==== 掲載記事

厚生・労働要求へ
生保控除認めず
厚生・労働両省は25日、国民年金の未納・未加入者については個人年金の生命保険料控除を認めないことなどを盛り込んだ来年度の税制改正要望をまとめた。公的年金への非協力者には税制面
でのペナルティーえお科すもので、未納・未加入者問題に手を焼いていた厚生省が苦肉の策として異例の増税要求に踏み切った。これが実現すれば、大蔵省がめざしている生命保険料控除の全面
廃止にも道筋が開けることになるが、優遇措置を一部はずされる形になる生命保険業界は反発を強めている。
生保業界は反発
国民年金法は、20再以上の被保険者に保険料の納付を義務づけている。しかし、年金制度に対する不信感などから、国民年金に加入していない者は約100万人、加入していても2年以上保険料を支払っていない者は約170万人に上る。自営業者など国民年金の対象者のうち、13%が未納・未加入者という計算だ。
厚生省はこれまで、こうした事態は公的年金制度の基盤を崩すものとして、未納・未加入者に対して保険料の納付を求めてきた。しかし、改善の兆しが見えなかったため、今回、「ものごとには優先順位
がある」(厚生省幹部)として、公的年金の保険料を理由もなく支払わずに民間の個人年金に加入する場合には税制の優遇を認めない方針に踏み切った。
具体的には、年間の払い込み保険料に応じて5万円までの所得税と3万5千円までの地方税が控除される個人年金の生命保険料控除の対象者から、国民年金の未納・未加入者を除外することになる。

========
==== 確認用データ

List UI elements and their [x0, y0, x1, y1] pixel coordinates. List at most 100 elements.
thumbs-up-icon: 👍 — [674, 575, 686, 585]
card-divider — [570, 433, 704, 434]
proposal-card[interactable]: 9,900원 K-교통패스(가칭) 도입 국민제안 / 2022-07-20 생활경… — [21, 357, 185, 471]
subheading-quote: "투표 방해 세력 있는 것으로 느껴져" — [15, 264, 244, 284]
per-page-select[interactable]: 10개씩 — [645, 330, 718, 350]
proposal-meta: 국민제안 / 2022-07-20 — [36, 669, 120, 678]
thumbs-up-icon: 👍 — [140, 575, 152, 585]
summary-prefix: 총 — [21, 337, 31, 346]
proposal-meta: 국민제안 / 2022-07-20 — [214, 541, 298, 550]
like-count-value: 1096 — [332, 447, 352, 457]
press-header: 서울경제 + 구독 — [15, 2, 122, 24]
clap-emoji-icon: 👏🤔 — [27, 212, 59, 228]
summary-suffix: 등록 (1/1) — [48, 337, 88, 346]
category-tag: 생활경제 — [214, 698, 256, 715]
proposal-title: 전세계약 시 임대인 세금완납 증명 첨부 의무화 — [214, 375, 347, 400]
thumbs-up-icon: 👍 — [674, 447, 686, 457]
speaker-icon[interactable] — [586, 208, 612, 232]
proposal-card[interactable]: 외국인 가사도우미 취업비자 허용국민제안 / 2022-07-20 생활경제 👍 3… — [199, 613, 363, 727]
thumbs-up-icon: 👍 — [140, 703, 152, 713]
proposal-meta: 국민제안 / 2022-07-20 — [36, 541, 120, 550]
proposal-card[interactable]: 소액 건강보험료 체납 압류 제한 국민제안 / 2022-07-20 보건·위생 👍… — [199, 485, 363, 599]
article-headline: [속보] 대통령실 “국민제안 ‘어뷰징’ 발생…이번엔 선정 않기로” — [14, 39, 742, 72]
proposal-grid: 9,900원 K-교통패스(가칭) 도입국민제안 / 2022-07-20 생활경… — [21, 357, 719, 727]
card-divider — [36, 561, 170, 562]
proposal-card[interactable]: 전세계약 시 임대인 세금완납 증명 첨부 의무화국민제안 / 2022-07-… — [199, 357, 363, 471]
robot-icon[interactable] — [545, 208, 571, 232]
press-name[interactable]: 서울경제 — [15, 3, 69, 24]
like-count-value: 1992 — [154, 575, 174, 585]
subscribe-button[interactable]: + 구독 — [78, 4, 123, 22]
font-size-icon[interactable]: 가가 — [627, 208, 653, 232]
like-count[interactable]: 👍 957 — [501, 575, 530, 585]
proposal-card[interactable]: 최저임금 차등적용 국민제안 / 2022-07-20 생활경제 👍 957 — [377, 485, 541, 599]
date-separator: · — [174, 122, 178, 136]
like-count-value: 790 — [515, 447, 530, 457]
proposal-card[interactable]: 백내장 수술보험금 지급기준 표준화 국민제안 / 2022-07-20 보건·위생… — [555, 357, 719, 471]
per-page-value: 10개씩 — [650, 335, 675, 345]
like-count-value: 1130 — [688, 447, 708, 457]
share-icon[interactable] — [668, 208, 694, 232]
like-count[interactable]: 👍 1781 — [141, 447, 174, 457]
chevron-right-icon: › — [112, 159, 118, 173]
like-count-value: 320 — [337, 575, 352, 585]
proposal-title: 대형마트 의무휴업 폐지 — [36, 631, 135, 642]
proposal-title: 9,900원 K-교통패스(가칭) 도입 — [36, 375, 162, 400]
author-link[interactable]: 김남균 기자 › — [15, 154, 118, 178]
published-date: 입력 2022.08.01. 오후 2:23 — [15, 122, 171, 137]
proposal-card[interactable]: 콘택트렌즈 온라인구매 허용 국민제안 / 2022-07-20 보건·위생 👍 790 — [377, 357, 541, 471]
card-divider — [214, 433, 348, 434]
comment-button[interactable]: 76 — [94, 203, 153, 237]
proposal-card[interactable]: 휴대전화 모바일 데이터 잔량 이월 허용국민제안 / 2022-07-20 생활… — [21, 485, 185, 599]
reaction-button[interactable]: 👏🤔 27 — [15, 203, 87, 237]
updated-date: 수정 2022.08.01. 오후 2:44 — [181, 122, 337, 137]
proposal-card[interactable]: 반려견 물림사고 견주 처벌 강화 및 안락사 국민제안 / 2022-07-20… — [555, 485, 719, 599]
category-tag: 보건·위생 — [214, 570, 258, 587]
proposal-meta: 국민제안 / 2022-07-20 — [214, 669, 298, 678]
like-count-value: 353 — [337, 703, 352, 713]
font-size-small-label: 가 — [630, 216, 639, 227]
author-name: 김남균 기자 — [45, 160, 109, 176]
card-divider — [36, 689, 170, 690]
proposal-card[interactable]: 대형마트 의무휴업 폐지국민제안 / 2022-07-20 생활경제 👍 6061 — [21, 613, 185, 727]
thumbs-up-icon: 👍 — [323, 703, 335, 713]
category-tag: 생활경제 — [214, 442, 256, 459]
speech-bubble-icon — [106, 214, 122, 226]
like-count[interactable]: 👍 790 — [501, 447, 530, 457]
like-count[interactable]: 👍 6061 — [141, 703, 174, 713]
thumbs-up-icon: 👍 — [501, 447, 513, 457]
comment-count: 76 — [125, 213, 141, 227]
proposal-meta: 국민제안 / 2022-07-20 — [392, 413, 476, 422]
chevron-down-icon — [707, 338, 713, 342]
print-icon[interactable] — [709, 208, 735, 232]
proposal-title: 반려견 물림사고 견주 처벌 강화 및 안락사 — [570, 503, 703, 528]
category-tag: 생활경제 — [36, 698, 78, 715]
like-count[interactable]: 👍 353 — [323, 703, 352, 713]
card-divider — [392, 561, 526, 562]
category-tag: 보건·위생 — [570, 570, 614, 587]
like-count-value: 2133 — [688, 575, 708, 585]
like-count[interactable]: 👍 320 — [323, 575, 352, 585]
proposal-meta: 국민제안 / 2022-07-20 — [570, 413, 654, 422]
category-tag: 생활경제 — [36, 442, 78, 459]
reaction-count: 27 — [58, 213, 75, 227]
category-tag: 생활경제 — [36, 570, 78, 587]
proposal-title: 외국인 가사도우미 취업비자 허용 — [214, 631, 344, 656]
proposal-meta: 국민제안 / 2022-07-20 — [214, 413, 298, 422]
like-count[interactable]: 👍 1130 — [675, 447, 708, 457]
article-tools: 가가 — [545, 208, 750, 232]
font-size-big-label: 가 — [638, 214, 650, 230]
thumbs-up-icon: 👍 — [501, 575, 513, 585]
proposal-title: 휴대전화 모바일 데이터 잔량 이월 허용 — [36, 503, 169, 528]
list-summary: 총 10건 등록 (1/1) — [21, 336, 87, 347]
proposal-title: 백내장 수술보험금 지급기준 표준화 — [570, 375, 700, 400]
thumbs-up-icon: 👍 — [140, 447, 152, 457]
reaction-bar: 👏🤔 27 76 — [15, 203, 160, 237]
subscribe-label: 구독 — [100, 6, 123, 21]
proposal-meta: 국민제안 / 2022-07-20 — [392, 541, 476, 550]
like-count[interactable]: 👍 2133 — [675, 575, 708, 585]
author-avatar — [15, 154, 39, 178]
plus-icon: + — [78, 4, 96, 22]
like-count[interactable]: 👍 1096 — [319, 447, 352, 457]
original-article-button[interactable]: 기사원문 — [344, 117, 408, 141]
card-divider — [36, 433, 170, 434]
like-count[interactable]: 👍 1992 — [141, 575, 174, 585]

========

◆ 練習問題
1. 国民年金の記事を2文で要約してください。
2. 国民年金の記事を、最後の文の後から書き継ぐこと。
行のデータは今回の作業には使わない。

◆ 解答一覧
1. 厚生・労働両省は25日、国民年金の未納・未加入者には個人年金の生命保険料控除を認めないことなどを盛り込んだ来年度の税制改正要望をまとめた。国民年金の対象者のうち13%が未納・未加入者で、改善の兆しが見えないため厚生省は異例の増税要求に踏み切ったが、優遇措置を一部はずされる生命保険業界は反発を強めている。

2.
社会保険庁が国民年金保険料の納付証明書を発行し、控除を申請する際に証明書の提出を求めることで対応する。社会保険庁の調査では、未加入者の17%、未納者の4人に1人は民間の個人年金に加入している。今回、控除が認められなくなる対象者は50万人程度になると見られ、数億から十数億円の増収になるという。
生命保険料の控除廃止は、これまで、たびたび議論になってきたが、生命保険業界が「保健加入者にとって増税になる」などと反発し、実現の運びとはならなかった。だが、今回の税制改正要望は、問題化する公的年金の未納・未加入者を限定して適用するため、来年度の税制改正で認められる可能性がある。
生命保険協会の宇野郁男会長は25日、「国民年金の未納・未加入者問題の解決の為には、制度の周知徹底や公的年金の将来に対する国民の不安感を取り除くことが先決だ。この問題は個人年金保険料控除とは全く別
次元の問題で、懲罰的観点から控除見直しを行うことには強く反対する」とのコメントを出した。